▸ **GOALS**
**1)** Copy the part of the chain tensioner thread from "Saw this on" up to and including "a 9spd chain.".
**2)** Answer these questions from the chain tensioner thread:
(a) What size cog does JoePAz need instead of the 16t included in the DMR kit?
(b) What chain does JoePAz plan on using?
(c) What does max-a-mill say would work best for making a tensioner for free?

# start of QUOTED TEXT

# Look for cheap effective chain tensioner for SS conversion



## JoePAz (May 7, 2012)

Ok I have an old 26" bike with vertical drop outs and I am looking to do cheap single speed conversion. My thoughts now are a tension device like DMR.

Saw this on Chain Reaction.

DMR Simple Tension Seeker & Single Speed Kit | Chain Reaction Cycles










Need a 17t cog rather than the 16t included. Is the DMR kit any good and single does it make sense to get the entire kit or just a seperate cog and use the lock ring from my old 9speed cassette. I plan on using a 9spd chain.


----------



## lucky73 (Jun 14, 2007)

ive had good luck with this one

Soulcraft - Top Notch Bicycle Frames - Petaluma, CA - Mountain, Road, Cyclocross, Singlespeed, 29er


----------



## max-a-mill (Apr 14, 2004)

if you have an old rear derailleur around you can make one free. an short cage roadie derailleur would work best.

# end of QUOTED TEXT
# start of INFORMATION SHOWN

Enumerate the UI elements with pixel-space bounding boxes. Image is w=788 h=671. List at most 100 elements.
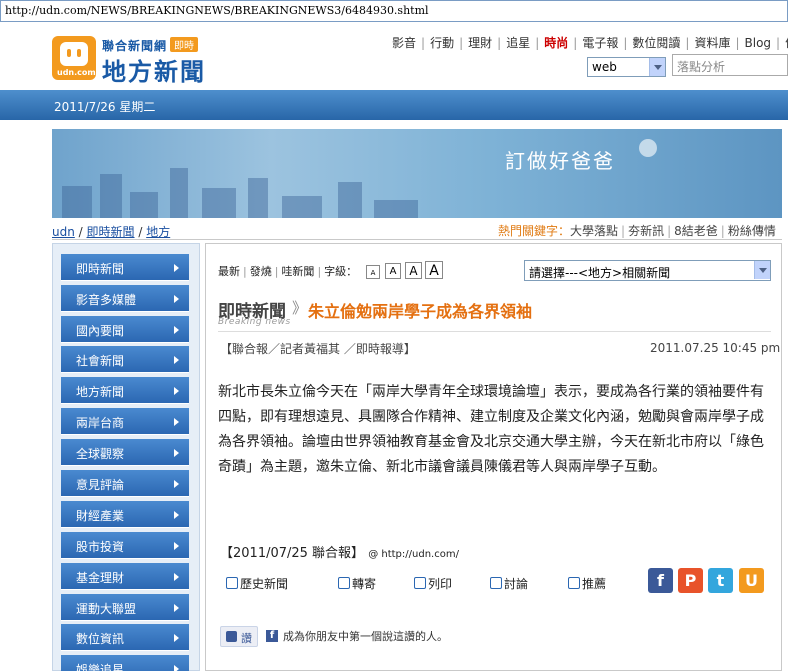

# end of INFORMATION SHOWN

▸ **OUTPUTS FOR THE TASKS**
**1)**
Saw this on Chain Reaction.

DMR Simple Tension Seeker & Single Speed Kit | Chain Reaction Cycles










Need a 17t cog rather than the 16t included. Is the DMR kit any good and single does it make sense to get the entire kit or just a seperate cog and use the lock ring from my old 9speed cassette. I plan on using a 9spd chain.

**2)**
(a) A 17t cog.
(b) A 9spd chain.
(c) A short cage roadie derailleur.